Exercise brief >> Could you copy every line from the material below in which "JSON" appears?
* BEGIN Material for this task *
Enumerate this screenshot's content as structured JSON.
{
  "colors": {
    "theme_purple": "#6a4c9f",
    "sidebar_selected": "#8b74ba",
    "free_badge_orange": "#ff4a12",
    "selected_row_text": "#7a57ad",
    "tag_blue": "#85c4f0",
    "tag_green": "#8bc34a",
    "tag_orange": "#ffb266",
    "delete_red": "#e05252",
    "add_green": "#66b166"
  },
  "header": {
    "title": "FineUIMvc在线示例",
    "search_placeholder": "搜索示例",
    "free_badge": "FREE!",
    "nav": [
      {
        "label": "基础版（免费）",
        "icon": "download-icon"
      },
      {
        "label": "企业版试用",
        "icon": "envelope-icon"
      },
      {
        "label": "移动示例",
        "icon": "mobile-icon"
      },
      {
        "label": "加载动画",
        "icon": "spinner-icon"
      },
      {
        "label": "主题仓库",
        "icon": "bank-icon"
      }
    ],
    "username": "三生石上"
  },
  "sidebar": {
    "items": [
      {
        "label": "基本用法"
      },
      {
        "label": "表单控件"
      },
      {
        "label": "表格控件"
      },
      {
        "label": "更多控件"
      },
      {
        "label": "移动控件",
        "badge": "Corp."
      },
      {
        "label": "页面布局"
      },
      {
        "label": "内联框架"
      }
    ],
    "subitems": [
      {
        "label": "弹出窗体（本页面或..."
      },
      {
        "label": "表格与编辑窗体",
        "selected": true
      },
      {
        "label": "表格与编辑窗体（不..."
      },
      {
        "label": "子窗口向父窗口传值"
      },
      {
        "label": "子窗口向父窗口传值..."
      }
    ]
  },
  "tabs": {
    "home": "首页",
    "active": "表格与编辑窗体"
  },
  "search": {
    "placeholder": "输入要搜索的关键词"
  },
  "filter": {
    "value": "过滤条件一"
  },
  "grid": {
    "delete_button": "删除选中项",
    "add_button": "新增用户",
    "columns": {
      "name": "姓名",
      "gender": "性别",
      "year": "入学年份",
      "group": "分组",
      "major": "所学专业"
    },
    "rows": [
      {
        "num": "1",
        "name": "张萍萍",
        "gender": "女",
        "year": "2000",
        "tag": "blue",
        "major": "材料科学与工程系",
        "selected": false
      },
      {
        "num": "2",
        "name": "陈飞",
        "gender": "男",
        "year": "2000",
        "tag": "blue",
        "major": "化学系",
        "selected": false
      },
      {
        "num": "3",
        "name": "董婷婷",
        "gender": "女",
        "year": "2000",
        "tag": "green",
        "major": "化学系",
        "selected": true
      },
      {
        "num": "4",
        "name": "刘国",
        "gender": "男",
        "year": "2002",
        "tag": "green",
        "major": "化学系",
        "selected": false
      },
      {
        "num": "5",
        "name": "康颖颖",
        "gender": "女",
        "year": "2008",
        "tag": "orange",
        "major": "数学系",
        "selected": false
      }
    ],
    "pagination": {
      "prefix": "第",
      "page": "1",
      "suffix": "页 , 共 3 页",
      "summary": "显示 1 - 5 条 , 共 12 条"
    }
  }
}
* END Material for this task *
* BEGIN Material for this task *
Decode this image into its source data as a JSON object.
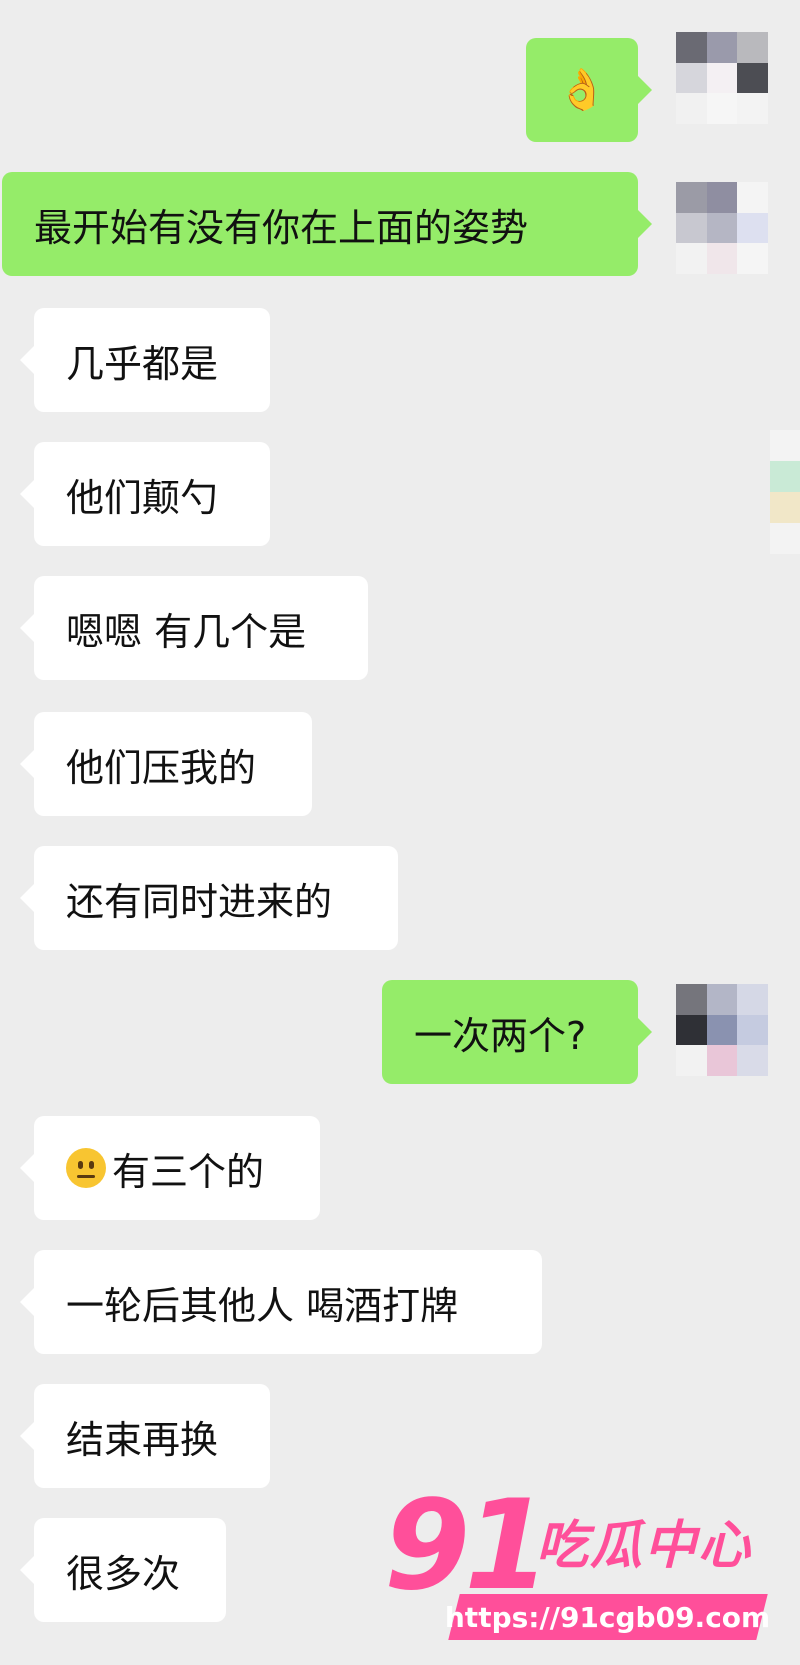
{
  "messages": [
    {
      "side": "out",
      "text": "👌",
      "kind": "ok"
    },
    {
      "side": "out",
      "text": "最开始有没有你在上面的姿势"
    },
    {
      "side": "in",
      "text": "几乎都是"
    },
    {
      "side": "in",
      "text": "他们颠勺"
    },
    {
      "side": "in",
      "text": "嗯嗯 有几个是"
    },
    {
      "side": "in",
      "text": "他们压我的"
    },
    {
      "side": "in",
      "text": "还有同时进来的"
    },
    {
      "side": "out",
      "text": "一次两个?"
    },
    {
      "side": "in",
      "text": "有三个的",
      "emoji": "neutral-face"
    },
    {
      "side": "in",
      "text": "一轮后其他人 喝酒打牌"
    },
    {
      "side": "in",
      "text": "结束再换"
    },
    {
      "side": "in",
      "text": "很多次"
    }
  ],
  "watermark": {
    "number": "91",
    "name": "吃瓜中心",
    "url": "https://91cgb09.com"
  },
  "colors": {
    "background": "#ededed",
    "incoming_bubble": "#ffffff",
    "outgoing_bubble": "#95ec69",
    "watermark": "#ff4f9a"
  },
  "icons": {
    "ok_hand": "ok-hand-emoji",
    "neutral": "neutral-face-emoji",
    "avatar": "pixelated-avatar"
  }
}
* END Material for this task *
Answer to this task >>
Enumerate this screenshot's content as structured JSON.
Decode this image into its source data as a JSON object.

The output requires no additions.